* _WRITTEN TASK_:
From the data that follows, copy every line holding the string "azeite".

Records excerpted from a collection
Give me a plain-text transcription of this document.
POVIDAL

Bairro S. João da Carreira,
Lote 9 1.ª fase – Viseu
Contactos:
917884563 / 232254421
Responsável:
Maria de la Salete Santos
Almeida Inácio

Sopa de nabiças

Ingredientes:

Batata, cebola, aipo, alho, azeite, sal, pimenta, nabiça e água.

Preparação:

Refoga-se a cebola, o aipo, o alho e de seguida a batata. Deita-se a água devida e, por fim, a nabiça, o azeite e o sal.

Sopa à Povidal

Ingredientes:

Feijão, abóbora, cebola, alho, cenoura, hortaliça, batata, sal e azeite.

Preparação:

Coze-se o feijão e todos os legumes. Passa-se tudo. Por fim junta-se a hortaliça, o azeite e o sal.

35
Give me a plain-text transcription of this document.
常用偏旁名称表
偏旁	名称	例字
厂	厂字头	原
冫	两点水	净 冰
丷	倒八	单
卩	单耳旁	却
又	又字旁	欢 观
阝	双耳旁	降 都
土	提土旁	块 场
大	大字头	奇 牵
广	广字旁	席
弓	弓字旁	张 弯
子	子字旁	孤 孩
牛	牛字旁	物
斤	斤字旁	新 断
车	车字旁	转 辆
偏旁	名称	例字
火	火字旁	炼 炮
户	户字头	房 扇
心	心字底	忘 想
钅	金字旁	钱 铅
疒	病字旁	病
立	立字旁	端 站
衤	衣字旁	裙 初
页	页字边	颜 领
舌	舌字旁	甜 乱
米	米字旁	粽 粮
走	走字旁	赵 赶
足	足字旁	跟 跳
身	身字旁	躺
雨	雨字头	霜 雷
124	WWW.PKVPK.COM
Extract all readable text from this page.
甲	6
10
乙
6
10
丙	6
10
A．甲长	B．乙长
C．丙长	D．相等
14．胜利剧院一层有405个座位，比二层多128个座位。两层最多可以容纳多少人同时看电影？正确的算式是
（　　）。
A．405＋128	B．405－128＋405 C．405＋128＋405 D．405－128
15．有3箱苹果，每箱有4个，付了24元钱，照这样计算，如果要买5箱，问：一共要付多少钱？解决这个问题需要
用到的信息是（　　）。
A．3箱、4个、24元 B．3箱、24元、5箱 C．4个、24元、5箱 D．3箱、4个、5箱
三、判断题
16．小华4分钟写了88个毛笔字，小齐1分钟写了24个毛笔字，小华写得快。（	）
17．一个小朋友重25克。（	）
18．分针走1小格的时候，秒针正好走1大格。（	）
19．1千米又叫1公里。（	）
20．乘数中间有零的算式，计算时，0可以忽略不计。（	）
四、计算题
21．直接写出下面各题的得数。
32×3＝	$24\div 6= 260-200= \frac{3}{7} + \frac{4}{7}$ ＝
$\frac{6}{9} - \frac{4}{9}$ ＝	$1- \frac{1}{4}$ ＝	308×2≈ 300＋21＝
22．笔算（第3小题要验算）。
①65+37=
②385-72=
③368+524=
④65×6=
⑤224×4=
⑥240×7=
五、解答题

* _THE RESPONSE_:
Batata, cebola, aipo, alho, azeite, sal, pimenta, nabiça e água.
Refoga-se a cebola, o aipo, o alho e de seguida a batata. Deita-se a água devida e, por fim, a nabiça, o azeite e o sal.
Feijão, abóbora, cebola, alho, cenoura, hortaliça, batata, sal e azeite.
Coze-se o feijão e todos os legumes. Passa-se tudo. Por fim junta-se a hortaliça, o azeite e o sal.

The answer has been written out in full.